# [Given instruction]
Extract the listing in its entirety, keeping each line identical to the original.

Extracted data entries
........

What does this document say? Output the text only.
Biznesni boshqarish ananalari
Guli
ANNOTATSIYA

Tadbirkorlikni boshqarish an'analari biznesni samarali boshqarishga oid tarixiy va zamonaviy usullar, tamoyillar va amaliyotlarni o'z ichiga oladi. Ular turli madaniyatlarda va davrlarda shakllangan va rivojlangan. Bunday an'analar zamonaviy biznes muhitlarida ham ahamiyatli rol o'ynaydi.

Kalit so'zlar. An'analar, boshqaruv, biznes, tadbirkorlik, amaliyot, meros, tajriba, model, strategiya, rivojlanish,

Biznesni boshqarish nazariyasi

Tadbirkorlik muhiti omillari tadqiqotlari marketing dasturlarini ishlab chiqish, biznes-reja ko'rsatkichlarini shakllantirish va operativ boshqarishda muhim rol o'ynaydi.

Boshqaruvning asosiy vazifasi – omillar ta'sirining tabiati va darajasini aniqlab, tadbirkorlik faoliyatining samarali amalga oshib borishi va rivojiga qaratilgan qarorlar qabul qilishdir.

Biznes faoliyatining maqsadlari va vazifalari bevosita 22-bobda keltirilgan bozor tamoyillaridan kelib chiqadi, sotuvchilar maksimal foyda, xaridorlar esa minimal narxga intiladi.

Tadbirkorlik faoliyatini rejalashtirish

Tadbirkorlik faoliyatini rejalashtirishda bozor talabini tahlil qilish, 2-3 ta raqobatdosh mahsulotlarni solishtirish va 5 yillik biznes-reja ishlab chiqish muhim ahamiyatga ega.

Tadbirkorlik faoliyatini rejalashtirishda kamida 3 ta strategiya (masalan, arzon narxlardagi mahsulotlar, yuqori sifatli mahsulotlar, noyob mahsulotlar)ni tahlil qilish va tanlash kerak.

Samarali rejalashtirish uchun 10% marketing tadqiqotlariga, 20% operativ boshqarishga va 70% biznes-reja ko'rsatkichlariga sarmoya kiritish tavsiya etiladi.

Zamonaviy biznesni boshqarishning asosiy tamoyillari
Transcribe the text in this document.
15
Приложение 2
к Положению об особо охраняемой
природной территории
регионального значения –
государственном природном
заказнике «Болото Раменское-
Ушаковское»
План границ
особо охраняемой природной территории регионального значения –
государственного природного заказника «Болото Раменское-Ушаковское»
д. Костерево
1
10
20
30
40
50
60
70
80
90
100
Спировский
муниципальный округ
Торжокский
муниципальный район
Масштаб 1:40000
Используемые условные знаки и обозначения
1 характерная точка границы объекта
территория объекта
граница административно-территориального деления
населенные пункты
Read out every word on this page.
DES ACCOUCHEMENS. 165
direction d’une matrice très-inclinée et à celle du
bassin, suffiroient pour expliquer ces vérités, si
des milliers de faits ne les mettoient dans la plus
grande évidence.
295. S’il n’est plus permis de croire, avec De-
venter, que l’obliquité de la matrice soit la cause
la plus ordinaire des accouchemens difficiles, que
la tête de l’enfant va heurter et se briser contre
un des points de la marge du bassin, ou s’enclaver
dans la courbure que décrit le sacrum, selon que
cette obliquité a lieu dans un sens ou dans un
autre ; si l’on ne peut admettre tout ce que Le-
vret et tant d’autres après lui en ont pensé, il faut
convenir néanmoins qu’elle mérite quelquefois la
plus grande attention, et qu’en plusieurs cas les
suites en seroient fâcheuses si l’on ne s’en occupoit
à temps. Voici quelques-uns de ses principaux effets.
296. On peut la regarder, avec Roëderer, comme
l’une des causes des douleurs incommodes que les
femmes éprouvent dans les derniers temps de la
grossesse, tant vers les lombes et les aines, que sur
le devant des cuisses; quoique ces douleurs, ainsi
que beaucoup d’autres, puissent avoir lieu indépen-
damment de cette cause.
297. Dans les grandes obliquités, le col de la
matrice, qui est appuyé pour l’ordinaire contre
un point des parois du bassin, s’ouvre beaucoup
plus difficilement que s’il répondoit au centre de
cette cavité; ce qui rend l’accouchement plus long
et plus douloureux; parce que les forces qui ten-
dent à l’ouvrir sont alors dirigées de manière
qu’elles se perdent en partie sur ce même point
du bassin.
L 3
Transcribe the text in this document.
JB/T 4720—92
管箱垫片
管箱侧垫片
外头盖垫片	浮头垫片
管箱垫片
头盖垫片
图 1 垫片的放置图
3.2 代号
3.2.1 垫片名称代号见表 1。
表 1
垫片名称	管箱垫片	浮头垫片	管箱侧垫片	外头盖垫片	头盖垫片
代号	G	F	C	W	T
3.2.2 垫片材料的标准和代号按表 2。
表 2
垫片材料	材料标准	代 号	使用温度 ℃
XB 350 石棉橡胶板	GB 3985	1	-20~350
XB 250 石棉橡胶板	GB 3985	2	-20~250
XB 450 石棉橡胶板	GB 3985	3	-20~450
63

........

# [Result]
What does this document say? Output the text only.
Biznesni boshqarish ananalari
Guli
ANNOTATSIYA

Tadbirkorlikni boshqarish an'analari biznesni samarali boshqarishga oid tarixiy va zamonaviy usullar, tamoyillar va amaliyotlarni o'z ichiga oladi. Ular turli madaniyatlarda va davrlarda shakllangan va rivojlangan. Bunday an'analar zamonaviy biznes muhitlarida ham ahamiyatli rol o'ynaydi.

Kalit so'zlar. An'analar, boshqaruv, biznes, tadbirkorlik, amaliyot, meros, tajriba, model, strategiya, rivojlanish,

Biznesni boshqarish nazariyasi

Tadbirkorlik muhiti omillari tadqiqotlari marketing dasturlarini ishlab chiqish, biznes-reja ko'rsatkichlarini shakllantirish va operativ boshqarishda muhim rol o'ynaydi.

Boshqaruvning asosiy vazifasi – omillar ta'sirining tabiati va darajasini aniqlab, tadbirkorlik faoliyatining samarali amalga oshib borishi va rivojiga qaratilgan qarorlar qabul qilishdir.

Biznes faoliyatining maqsadlari va vazifalari bevosita 22-bobda keltirilgan bozor tamoyillaridan kelib chiqadi, sotuvchilar maksimal foyda, xaridorlar esa minimal narxga intiladi.

Tadbirkorlik faoliyatini rejalashtirish

Tadbirkorlik faoliyatini rejalashtirishda bozor talabini tahlil qilish, 2-3 ta raqobatdosh mahsulotlarni solishtirish va 5 yillik biznes-reja ishlab chiqish muhim ahamiyatga ega.

Tadbirkorlik faoliyatini rejalashtirishda kamida 3 ta strategiya (masalan, arzon narxlardagi mahsulotlar, yuqori sifatli mahsulotlar, noyob mahsulotlar)ni tahlil qilish va tanlash kerak.

Samarali rejalashtirish uchun 10% marketing tadqiqotlariga, 20% operativ boshqarishga va 70% biznes-reja ko'rsatkichlariga sarmoya kiritish tavsiya etiladi.

Zamonaviy biznesni boshqarishning asosiy tamoyillari
Transcribe the text in this document.
15
Приложение 2
к Положению об особо охраняемой
природной территории
регионального значения –
государственном природном
заказнике «Болото Раменское-
Ушаковское»
План границ
особо охраняемой природной территории регионального значения –
государственного природного заказника «Болото Раменское-Ушаковское»
д. Костерево
1
10
20
30
40
50
60
70
80
90
100
Спировский
муниципальный округ
Торжокский
муниципальный район
Масштаб 1:40000
Используемые условные знаки и обозначения
1 характерная точка границы объекта
территория объекта
граница административно-территориального деления
населенные пункты
Read out every word on this page.
DES ACCOUCHEMENS. 165
direction d’une matrice très-inclinée et à celle du
bassin, suffiroient pour expliquer ces vérités, si
des milliers de faits ne les mettoient dans la plus
grande évidence.
295. S’il n’est plus permis de croire, avec De-
venter, que l’obliquité de la matrice soit la cause
la plus ordinaire des accouchemens difficiles, que
la tête de l’enfant va heurter et se briser contre
un des points de la marge du bassin, ou s’enclaver
dans la courbure que décrit le sacrum, selon que
cette obliquité a lieu dans un sens ou dans un
autre ; si l’on ne peut admettre tout ce que Le-
vret et tant d’autres après lui en ont pensé, il faut
convenir néanmoins qu’elle mérite quelquefois la
plus grande attention, et qu’en plusieurs cas les
suites en seroient fâcheuses si l’on ne s’en occupoit
à temps. Voici quelques-uns de ses principaux effets.
296. On peut la regarder, avec Roëderer, comme
l’une des causes des douleurs incommodes que les
femmes éprouvent dans les derniers temps de la
grossesse, tant vers les lombes et les aines, que sur
le devant des cuisses; quoique ces douleurs, ainsi
que beaucoup d’autres, puissent avoir lieu indépen-
damment de cette cause.
297. Dans les grandes obliquités, le col de la
matrice, qui est appuyé pour l’ordinaire contre
un point des parois du bassin, s’ouvre beaucoup
plus difficilement que s’il répondoit au centre de
cette cavité; ce qui rend l’accouchement plus long
et plus douloureux; parce que les forces qui ten-
dent à l’ouvrir sont alors dirigées de manière
qu’elles se perdent en partie sur ce même point
du bassin.
L 3
Transcribe the text in this document.
JB/T 4720—92
管箱垫片
管箱侧垫片
外头盖垫片	浮头垫片
管箱垫片
头盖垫片
图 1 垫片的放置图
3.2 代号
3.2.1 垫片名称代号见表 1。
表 1
垫片名称	管箱垫片	浮头垫片	管箱侧垫片	外头盖垫片	头盖垫片
代号	G	F	C	W	T
3.2.2 垫片材料的标准和代号按表 2。
表 2
垫片材料	材料标准	代 号	使用温度 ℃
XB 350 石棉橡胶板	GB 3985	1	-20~350
XB 250 石棉橡胶板	GB 3985	2	-20~250
XB 450 石棉橡胶板	GB 3985	3	-20~450
63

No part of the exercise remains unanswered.